STATED TASK:
In this exercise, reproduce all the entries that follow exactly.

(Data records)
====
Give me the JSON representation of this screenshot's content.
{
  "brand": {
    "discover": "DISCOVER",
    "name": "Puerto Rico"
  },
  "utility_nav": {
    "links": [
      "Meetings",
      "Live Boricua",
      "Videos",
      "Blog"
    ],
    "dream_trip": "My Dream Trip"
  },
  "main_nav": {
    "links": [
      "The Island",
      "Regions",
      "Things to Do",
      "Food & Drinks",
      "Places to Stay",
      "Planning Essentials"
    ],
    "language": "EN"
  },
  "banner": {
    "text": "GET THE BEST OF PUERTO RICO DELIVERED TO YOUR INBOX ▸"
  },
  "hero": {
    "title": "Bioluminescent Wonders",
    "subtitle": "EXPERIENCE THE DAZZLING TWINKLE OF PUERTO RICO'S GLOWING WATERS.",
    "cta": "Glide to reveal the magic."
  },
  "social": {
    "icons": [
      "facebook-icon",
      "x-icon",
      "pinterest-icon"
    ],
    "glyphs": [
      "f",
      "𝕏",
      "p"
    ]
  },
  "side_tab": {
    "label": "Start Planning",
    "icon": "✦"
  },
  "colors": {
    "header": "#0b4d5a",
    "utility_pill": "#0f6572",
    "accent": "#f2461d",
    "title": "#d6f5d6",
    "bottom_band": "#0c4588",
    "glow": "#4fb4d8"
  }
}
====
REPLY:
Give me the JSON representation of this screenshot's content.
{
  "brand": {
    "discover": "DISCOVER",
    "name": "Puerto Rico"
  },
  "utility_nav": {
    "links": [
      "Meetings",
      "Live Boricua",
      "Videos",
      "Blog"
    ],
    "dream_trip": "My Dream Trip"
  },
  "main_nav": {
    "links": [
      "The Island",
      "Regions",
      "Things to Do",
      "Food & Drinks",
      "Places to Stay",
      "Planning Essentials"
    ],
    "language": "EN"
  },
  "banner": {
    "text": "GET THE BEST OF PUERTO RICO DELIVERED TO YOUR INBOX ▸"
  },
  "hero": {
    "title": "Bioluminescent Wonders",
    "subtitle": "EXPERIENCE THE DAZZLING TWINKLE OF PUERTO RICO'S GLOWING WATERS.",
    "cta": "Glide to reveal the magic."
  },
  "social": {
    "icons": [
      "facebook-icon",
      "x-icon",
      "pinterest-icon"
    ],
    "glyphs": [
      "f",
      "𝕏",
      "p"
    ]
  },
  "side_tab": {
    "label": "Start Planning",
    "icon": "✦"
  },
  "colors": {
    "header": "#0b4d5a",
    "utility_pill": "#0f6572",
    "accent": "#f2461d",
    "title": "#d6f5d6",
    "bottom_band": "#0c4588",
    "glow": "#4fb4d8"
  }
}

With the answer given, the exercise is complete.